- [Exercise goal]: Each line of the records below that holds "windings" should be returned.

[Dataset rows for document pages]
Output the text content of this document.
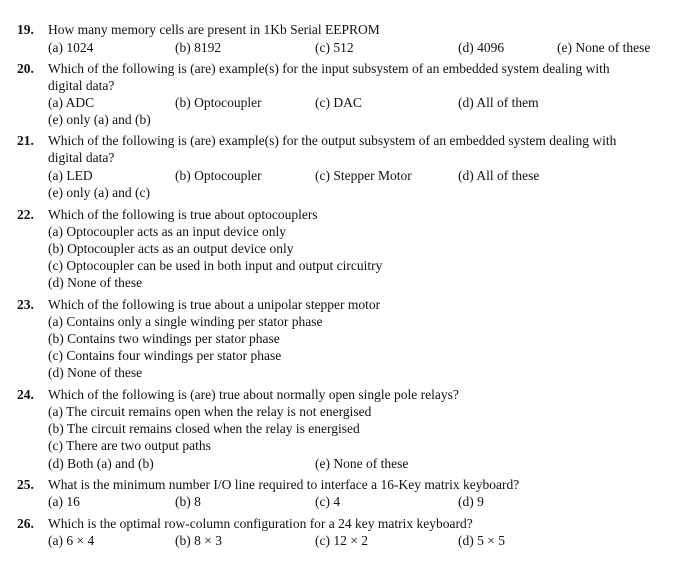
19. How many memory cells are present in 1Kb Serial EEPROM
(a) 1024	(b) 8192	(c) 512	(d) 4096	(e) None of these
20. Which of the following is (are) example(s) for the input subsystem of an embedded system dealing with
digital data?
(a) ADC	(b) Optocoupler	(c) DAC	(d) All of them
(e) only (a) and (b)
21. Which of the following is (are) example(s) for the output subsystem of an embedded system dealing with
digital data?
(a) LED	(b) Optocoupler	(c) Stepper Motor	(d) All of these
(e) only (a) and (c)
22. Which of the following is true about optocouplers
(a) Optocoupler acts as an input device only
(b) Optocoupler acts as an output device only
(c) Optocoupler can be used in both input and output circuitry
(d) None of these
23. Which of the following is true about a unipolar stepper motor
(a) Contains only a single winding per stator phase
(b) Contains two windings per stator phase
(c) Contains four windings per stator phase
(d) None of these
24. Which of the following is (are) true about normally open single pole relays?
(a) The circuit remains open when the relay is not energised
(b) The circuit remains closed when the relay is energised
(c) There are two output paths
(d) Both (a) and (b)	(e) None of these
25. What is the minimum number I/O line required to interface a 16-Key matrix keyboard?
(a) 16	(b) 8	(c) 4	(d) 9
26. Which is the optimal row-column configuration for a 24 key matrix keyboard?
(a) 6 × 4	(b) 8 × 3	(c) 12 × 2	(d) 5 × 5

- [Response to the exercise]:
(b) Contains two windings per stator phase
(c) Contains four windings per stator phase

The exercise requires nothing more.